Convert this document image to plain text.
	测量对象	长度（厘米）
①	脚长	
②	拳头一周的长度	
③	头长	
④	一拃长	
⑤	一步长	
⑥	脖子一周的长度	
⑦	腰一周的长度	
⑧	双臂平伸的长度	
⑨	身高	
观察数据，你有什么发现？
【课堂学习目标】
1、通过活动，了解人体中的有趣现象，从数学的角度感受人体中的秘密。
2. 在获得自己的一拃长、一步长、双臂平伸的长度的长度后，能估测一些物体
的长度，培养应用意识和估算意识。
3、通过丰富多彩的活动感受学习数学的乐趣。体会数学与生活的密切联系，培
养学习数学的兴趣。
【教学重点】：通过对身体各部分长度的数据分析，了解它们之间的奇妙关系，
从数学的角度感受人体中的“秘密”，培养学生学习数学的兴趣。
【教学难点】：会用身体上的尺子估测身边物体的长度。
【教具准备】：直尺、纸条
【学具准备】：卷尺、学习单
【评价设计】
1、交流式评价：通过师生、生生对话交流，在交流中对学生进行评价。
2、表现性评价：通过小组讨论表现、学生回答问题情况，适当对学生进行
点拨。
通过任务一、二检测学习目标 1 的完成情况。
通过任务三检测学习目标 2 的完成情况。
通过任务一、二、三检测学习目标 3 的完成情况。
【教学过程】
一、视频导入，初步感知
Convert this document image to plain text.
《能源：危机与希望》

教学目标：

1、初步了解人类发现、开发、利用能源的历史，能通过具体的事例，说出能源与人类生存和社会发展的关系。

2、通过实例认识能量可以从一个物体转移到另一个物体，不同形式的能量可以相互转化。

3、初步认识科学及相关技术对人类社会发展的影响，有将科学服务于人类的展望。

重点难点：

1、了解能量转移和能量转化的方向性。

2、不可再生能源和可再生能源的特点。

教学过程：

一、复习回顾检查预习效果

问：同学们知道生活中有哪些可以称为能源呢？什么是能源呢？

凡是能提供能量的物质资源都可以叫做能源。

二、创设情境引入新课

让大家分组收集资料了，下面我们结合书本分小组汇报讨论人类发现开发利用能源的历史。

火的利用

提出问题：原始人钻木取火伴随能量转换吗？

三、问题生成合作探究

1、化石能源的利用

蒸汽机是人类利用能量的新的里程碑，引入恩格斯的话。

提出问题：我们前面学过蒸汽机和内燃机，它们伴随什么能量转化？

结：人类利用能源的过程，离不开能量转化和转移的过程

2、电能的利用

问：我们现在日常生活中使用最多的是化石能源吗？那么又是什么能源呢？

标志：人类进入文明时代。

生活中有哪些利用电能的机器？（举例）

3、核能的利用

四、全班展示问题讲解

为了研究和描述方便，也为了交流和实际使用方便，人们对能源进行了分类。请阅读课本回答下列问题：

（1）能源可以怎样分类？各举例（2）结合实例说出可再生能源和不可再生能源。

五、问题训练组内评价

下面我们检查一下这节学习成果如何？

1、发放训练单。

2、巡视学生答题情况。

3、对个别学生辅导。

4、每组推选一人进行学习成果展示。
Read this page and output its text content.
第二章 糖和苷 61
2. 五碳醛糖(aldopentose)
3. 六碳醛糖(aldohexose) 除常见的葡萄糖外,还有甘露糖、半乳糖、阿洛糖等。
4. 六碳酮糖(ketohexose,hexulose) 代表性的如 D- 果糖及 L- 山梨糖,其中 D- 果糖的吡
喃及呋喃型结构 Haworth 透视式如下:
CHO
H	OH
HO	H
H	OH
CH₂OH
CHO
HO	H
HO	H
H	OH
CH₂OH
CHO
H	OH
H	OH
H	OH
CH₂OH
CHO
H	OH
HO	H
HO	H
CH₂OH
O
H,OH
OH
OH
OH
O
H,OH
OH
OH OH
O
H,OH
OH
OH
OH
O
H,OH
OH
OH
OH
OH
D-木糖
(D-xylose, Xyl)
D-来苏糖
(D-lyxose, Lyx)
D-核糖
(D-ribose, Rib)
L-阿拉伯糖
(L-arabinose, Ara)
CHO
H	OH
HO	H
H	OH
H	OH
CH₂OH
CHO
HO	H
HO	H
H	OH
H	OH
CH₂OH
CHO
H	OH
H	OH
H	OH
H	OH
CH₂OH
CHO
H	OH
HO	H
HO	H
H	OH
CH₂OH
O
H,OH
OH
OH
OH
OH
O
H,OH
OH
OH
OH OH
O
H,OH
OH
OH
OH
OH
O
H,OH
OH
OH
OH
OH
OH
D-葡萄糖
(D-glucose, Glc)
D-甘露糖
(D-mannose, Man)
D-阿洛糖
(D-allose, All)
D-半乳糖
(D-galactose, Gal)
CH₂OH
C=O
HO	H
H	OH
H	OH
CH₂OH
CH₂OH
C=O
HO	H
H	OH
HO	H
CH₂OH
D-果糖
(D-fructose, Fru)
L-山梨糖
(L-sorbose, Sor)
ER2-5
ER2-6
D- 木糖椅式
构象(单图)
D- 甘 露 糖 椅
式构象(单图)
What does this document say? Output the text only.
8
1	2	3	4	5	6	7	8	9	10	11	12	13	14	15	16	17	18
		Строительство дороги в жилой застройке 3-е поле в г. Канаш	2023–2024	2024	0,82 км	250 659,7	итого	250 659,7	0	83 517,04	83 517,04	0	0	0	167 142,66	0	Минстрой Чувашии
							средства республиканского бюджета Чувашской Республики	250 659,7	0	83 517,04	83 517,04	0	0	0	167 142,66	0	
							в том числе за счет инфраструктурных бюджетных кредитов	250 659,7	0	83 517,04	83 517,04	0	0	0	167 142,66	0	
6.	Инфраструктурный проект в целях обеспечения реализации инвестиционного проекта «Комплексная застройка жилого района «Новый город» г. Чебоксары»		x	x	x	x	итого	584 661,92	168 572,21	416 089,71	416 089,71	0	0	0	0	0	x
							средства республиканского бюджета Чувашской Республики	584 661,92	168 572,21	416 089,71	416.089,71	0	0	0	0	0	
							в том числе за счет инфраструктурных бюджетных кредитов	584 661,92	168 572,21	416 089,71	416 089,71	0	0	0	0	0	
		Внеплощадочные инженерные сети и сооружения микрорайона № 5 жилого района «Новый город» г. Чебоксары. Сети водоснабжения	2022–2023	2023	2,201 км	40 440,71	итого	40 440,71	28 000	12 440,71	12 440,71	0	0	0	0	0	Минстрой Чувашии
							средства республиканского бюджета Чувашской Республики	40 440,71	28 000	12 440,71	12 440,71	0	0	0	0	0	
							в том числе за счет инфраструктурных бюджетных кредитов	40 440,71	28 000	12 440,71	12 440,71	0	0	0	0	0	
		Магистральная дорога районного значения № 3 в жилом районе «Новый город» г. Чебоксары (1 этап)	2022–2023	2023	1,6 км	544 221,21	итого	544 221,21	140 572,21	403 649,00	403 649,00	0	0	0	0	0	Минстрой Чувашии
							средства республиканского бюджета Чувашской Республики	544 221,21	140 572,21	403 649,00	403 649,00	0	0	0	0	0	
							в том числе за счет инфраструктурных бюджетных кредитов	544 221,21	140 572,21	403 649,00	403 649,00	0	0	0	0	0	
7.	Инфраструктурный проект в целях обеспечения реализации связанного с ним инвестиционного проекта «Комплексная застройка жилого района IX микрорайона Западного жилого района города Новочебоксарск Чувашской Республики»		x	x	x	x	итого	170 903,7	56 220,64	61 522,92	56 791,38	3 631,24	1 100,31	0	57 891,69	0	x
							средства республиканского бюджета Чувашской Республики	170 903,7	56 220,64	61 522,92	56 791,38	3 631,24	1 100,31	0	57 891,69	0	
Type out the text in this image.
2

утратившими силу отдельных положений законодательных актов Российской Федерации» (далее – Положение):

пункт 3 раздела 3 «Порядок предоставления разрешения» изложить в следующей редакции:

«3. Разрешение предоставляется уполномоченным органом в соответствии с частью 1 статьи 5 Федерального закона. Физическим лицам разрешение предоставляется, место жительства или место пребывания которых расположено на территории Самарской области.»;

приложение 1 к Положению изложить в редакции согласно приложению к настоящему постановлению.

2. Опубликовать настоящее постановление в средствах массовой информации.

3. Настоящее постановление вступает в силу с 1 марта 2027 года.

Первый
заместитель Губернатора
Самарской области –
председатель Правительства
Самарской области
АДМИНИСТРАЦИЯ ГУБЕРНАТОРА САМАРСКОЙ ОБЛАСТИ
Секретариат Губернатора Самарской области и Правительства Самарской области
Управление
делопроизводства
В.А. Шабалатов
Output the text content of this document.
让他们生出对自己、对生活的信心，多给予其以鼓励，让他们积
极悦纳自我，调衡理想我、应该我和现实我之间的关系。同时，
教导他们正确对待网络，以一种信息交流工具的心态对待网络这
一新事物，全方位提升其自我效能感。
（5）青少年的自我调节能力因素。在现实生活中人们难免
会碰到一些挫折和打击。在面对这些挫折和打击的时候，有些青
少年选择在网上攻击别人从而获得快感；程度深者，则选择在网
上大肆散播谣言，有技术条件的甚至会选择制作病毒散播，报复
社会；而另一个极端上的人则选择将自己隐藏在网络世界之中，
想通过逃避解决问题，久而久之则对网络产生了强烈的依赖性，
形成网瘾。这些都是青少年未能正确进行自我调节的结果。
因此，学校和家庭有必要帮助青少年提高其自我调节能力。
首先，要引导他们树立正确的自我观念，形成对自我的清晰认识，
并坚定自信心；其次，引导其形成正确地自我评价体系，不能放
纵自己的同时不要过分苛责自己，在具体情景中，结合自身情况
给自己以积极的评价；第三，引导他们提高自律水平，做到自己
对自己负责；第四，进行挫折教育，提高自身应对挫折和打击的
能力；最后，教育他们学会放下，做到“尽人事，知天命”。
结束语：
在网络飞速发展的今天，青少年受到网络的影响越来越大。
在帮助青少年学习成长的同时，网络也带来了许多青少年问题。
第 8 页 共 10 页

-=-=-=-=-

_Written task:_
Reproduce precisely the span of lines that begins at the line containing "Output the text content of this document." and ends with the last line of the listing.

_Finished answer:_
Output the text content of this document.
让他们生出对自己、对生活的信心，多给予其以鼓励，让他们积
极悦纳自我，调衡理想我、应该我和现实我之间的关系。同时，
教导他们正确对待网络，以一种信息交流工具的心态对待网络这
一新事物，全方位提升其自我效能感。
（5）青少年的自我调节能力因素。在现实生活中人们难免
会碰到一些挫折和打击。在面对这些挫折和打击的时候，有些青
少年选择在网上攻击别人从而获得快感；程度深者，则选择在网
上大肆散播谣言，有技术条件的甚至会选择制作病毒散播，报复
社会；而另一个极端上的人则选择将自己隐藏在网络世界之中，
想通过逃避解决问题，久而久之则对网络产生了强烈的依赖性，
形成网瘾。这些都是青少年未能正确进行自我调节的结果。
因此，学校和家庭有必要帮助青少年提高其自我调节能力。
首先，要引导他们树立正确的自我观念，形成对自我的清晰认识，
并坚定自信心；其次，引导其形成正确地自我评价体系，不能放
纵自己的同时不要过分苛责自己，在具体情景中，结合自身情况
给自己以积极的评价；第三，引导他们提高自律水平，做到自己
对自己负责；第四，进行挫折教育，提高自身应对挫折和打击的
能力；最后，教育他们学会放下，做到“尽人事，知天命”。
结束语：
在网络飞速发展的今天，青少年受到网络的影响越来越大。
在帮助青少年学习成长的同时，网络也带来了许多青少年问题。
第 8 页 共 10 页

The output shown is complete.